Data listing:

* * * * *

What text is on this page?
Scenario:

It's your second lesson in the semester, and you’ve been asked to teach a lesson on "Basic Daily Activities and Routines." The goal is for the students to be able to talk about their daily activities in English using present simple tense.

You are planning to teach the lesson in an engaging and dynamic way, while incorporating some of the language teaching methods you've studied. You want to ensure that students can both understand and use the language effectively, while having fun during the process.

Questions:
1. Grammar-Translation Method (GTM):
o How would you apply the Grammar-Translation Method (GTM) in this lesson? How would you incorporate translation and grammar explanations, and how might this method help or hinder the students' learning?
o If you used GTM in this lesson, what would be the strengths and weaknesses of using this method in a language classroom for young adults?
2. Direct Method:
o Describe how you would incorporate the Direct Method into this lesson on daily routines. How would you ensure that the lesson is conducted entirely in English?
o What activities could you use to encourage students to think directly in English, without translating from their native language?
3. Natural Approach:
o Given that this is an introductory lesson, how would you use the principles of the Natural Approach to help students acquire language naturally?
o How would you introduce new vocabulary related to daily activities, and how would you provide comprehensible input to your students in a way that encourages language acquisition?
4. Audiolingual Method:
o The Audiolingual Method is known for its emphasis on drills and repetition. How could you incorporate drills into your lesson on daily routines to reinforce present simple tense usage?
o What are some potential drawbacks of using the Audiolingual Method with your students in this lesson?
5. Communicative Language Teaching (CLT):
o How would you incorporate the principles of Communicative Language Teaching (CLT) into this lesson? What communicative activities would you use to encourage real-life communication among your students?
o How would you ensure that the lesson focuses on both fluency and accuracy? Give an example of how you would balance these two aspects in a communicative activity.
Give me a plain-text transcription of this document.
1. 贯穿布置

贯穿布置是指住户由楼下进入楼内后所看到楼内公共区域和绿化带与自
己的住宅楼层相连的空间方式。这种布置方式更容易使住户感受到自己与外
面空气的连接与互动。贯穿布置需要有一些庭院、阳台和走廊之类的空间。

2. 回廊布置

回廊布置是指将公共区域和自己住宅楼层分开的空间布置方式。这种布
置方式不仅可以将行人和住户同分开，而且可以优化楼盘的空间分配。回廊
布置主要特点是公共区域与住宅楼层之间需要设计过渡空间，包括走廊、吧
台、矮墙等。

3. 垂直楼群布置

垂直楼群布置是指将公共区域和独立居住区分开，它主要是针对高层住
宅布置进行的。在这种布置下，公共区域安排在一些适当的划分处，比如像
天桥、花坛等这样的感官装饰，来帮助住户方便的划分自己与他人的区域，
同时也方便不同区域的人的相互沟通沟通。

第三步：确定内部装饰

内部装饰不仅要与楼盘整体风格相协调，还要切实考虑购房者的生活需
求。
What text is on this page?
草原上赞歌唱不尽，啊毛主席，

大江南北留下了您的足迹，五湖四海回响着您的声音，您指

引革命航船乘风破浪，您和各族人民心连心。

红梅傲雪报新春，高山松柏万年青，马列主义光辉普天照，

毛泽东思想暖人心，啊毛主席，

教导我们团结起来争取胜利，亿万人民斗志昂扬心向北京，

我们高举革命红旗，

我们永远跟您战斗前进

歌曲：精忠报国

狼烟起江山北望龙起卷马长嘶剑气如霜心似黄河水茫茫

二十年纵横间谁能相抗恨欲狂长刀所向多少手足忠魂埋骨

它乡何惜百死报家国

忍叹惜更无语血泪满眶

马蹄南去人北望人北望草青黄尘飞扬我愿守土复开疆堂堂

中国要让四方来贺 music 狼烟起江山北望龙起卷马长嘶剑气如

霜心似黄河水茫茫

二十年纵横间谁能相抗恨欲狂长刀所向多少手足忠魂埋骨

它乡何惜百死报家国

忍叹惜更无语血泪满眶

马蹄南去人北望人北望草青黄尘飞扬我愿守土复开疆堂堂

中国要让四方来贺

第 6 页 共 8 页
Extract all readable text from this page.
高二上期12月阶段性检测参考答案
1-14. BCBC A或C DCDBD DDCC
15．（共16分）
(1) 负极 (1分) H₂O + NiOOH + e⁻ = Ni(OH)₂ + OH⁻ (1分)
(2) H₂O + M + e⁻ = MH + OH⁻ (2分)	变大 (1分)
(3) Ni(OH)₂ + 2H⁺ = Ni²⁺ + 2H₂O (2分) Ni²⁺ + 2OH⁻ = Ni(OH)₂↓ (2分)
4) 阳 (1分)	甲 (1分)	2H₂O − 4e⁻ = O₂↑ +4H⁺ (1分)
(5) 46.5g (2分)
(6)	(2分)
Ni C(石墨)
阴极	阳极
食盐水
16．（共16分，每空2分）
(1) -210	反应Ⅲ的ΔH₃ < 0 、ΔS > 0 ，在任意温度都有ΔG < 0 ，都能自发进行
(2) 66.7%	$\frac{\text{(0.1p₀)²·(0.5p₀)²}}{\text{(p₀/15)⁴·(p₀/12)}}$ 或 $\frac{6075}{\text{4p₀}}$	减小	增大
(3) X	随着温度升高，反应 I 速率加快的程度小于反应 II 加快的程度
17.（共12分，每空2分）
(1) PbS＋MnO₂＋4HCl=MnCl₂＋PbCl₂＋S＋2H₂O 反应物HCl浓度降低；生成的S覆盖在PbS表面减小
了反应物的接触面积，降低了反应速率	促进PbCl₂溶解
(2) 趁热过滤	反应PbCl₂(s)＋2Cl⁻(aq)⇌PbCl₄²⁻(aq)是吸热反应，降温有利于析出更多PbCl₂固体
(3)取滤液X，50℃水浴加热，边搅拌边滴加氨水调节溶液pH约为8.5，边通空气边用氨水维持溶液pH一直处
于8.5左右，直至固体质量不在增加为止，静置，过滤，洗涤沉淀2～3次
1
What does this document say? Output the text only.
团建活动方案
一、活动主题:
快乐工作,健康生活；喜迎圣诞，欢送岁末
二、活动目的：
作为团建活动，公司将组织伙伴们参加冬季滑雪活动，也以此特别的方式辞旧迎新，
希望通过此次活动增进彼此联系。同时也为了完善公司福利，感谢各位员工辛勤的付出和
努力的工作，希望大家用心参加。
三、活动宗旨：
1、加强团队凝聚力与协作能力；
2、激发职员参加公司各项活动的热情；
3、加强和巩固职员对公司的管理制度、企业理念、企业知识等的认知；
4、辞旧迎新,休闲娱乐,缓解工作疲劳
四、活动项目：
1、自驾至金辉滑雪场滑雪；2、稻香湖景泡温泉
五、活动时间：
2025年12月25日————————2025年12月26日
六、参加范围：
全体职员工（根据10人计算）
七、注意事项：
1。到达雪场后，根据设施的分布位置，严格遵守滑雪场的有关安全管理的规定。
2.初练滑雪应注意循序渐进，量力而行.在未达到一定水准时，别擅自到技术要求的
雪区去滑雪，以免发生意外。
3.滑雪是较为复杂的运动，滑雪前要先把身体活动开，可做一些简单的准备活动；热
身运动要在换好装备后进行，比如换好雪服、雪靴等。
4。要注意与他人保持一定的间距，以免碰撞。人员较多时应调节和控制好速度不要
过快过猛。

* * * * *

• What you need to do
Please quote the data above in full, with no line missing.

• Result for this task
What text is on this page?
Scenario:

It's your second lesson in the semester, and you’ve been asked to teach a lesson on "Basic Daily Activities and Routines." The goal is for the students to be able to talk about their daily activities in English using present simple tense.

You are planning to teach the lesson in an engaging and dynamic way, while incorporating some of the language teaching methods you've studied. You want to ensure that students can both understand and use the language effectively, while having fun during the process.

Questions:
1. Grammar-Translation Method (GTM):
o How would you apply the Grammar-Translation Method (GTM) in this lesson? How would you incorporate translation and grammar explanations, and how might this method help or hinder the students' learning?
o If you used GTM in this lesson, what would be the strengths and weaknesses of using this method in a language classroom for young adults?
2. Direct Method:
o Describe how you would incorporate the Direct Method into this lesson on daily routines. How would you ensure that the lesson is conducted entirely in English?
o What activities could you use to encourage students to think directly in English, without translating from their native language?
3. Natural Approach:
o Given that this is an introductory lesson, how would you use the principles of the Natural Approach to help students acquire language naturally?
o How would you introduce new vocabulary related to daily activities, and how would you provide comprehensible input to your students in a way that encourages language acquisition?
4. Audiolingual Method:
o The Audiolingual Method is known for its emphasis on drills and repetition. How could you incorporate drills into your lesson on daily routines to reinforce present simple tense usage?
o What are some potential drawbacks of using the Audiolingual Method with your students in this lesson?
5. Communicative Language Teaching (CLT):
o How would you incorporate the principles of Communicative Language Teaching (CLT) into this lesson? What communicative activities would you use to encourage real-life communication among your students?
o How would you ensure that the lesson focuses on both fluency and accuracy? Give an example of how you would balance these two aspects in a communicative activity.
Give me a plain-text transcription of this document.
1. 贯穿布置

贯穿布置是指住户由楼下进入楼内后所看到楼内公共区域和绿化带与自
己的住宅楼层相连的空间方式。这种布置方式更容易使住户感受到自己与外
面空气的连接与互动。贯穿布置需要有一些庭院、阳台和走廊之类的空间。

2. 回廊布置

回廊布置是指将公共区域和自己住宅楼层分开的空间布置方式。这种布
置方式不仅可以将行人和住户同分开，而且可以优化楼盘的空间分配。回廊
布置主要特点是公共区域与住宅楼层之间需要设计过渡空间，包括走廊、吧
台、矮墙等。

3. 垂直楼群布置

垂直楼群布置是指将公共区域和独立居住区分开，它主要是针对高层住
宅布置进行的。在这种布置下，公共区域安排在一些适当的划分处，比如像
天桥、花坛等这样的感官装饰，来帮助住户方便的划分自己与他人的区域，
同时也方便不同区域的人的相互沟通沟通。

第三步：确定内部装饰

内部装饰不仅要与楼盘整体风格相协调，还要切实考虑购房者的生活需
求。
What text is on this page?
草原上赞歌唱不尽，啊毛主席，

大江南北留下了您的足迹，五湖四海回响着您的声音，您指

引革命航船乘风破浪，您和各族人民心连心。

红梅傲雪报新春，高山松柏万年青，马列主义光辉普天照，

毛泽东思想暖人心，啊毛主席，

教导我们团结起来争取胜利，亿万人民斗志昂扬心向北京，

我们高举革命红旗，

我们永远跟您战斗前进

歌曲：精忠报国

狼烟起江山北望龙起卷马长嘶剑气如霜心似黄河水茫茫

二十年纵横间谁能相抗恨欲狂长刀所向多少手足忠魂埋骨

它乡何惜百死报家国

忍叹惜更无语血泪满眶

马蹄南去人北望人北望草青黄尘飞扬我愿守土复开疆堂堂

中国要让四方来贺 music 狼烟起江山北望龙起卷马长嘶剑气如

霜心似黄河水茫茫

二十年纵横间谁能相抗恨欲狂长刀所向多少手足忠魂埋骨

它乡何惜百死报家国

忍叹惜更无语血泪满眶

马蹄南去人北望人北望草青黄尘飞扬我愿守土复开疆堂堂

中国要让四方来贺

第 6 页 共 8 页
Extract all readable text from this page.
高二上期12月阶段性检测参考答案
1-14. BCBC A或C DCDBD DDCC
15．（共16分）
(1) 负极 (1分) H₂O + NiOOH + e⁻ = Ni(OH)₂ + OH⁻ (1分)
(2) H₂O + M + e⁻ = MH + OH⁻ (2分)	变大 (1分)
(3) Ni(OH)₂ + 2H⁺ = Ni²⁺ + 2H₂O (2分) Ni²⁺ + 2OH⁻ = Ni(OH)₂↓ (2分)
4) 阳 (1分)	甲 (1分)	2H₂O − 4e⁻ = O₂↑ +4H⁺ (1分)
(5) 46.5g (2分)
(6)	(2分)
Ni C(石墨)
阴极	阳极
食盐水
16．（共16分，每空2分）
(1) -210	反应Ⅲ的ΔH₃ < 0 、ΔS > 0 ，在任意温度都有ΔG < 0 ，都能自发进行
(2) 66.7%	$\frac{\text{(0.1p₀)²·(0.5p₀)²}}{\text{(p₀/15)⁴·(p₀/12)}}$ 或 $\frac{6075}{\text{4p₀}}$	减小	增大
(3) X	随着温度升高，反应 I 速率加快的程度小于反应 II 加快的程度
17.（共12分，每空2分）
(1) PbS＋MnO₂＋4HCl=MnCl₂＋PbCl₂＋S＋2H₂O 反应物HCl浓度降低；生成的S覆盖在PbS表面减小
了反应物的接触面积，降低了反应速率	促进PbCl₂溶解
(2) 趁热过滤	反应PbCl₂(s)＋2Cl⁻(aq)⇌PbCl₄²⁻(aq)是吸热反应，降温有利于析出更多PbCl₂固体
(3)取滤液X，50℃水浴加热，边搅拌边滴加氨水调节溶液pH约为8.5，边通空气边用氨水维持溶液pH一直处
于8.5左右，直至固体质量不在增加为止，静置，过滤，洗涤沉淀2～3次
1
What does this document say? Output the text only.
团建活动方案
一、活动主题:
快乐工作,健康生活；喜迎圣诞，欢送岁末
二、活动目的：
作为团建活动，公司将组织伙伴们参加冬季滑雪活动，也以此特别的方式辞旧迎新，
希望通过此次活动增进彼此联系。同时也为了完善公司福利，感谢各位员工辛勤的付出和
努力的工作，希望大家用心参加。
三、活动宗旨：
1、加强团队凝聚力与协作能力；
2、激发职员参加公司各项活动的热情；
3、加强和巩固职员对公司的管理制度、企业理念、企业知识等的认知；
4、辞旧迎新,休闲娱乐,缓解工作疲劳
四、活动项目：
1、自驾至金辉滑雪场滑雪；2、稻香湖景泡温泉
五、活动时间：
2025年12月25日————————2025年12月26日
六、参加范围：
全体职员工（根据10人计算）
七、注意事项：
1。到达雪场后，根据设施的分布位置，严格遵守滑雪场的有关安全管理的规定。
2.初练滑雪应注意循序渐进，量力而行.在未达到一定水准时，别擅自到技术要求的
雪区去滑雪，以免发生意外。
3.滑雪是较为复杂的运动，滑雪前要先把身体活动开，可做一些简单的准备活动；热
身运动要在换好装备后进行，比如换好雪服、雪靴等。
4。要注意与他人保持一定的间距，以免碰撞。人员较多时应调节和控制好速度不要
过快过猛。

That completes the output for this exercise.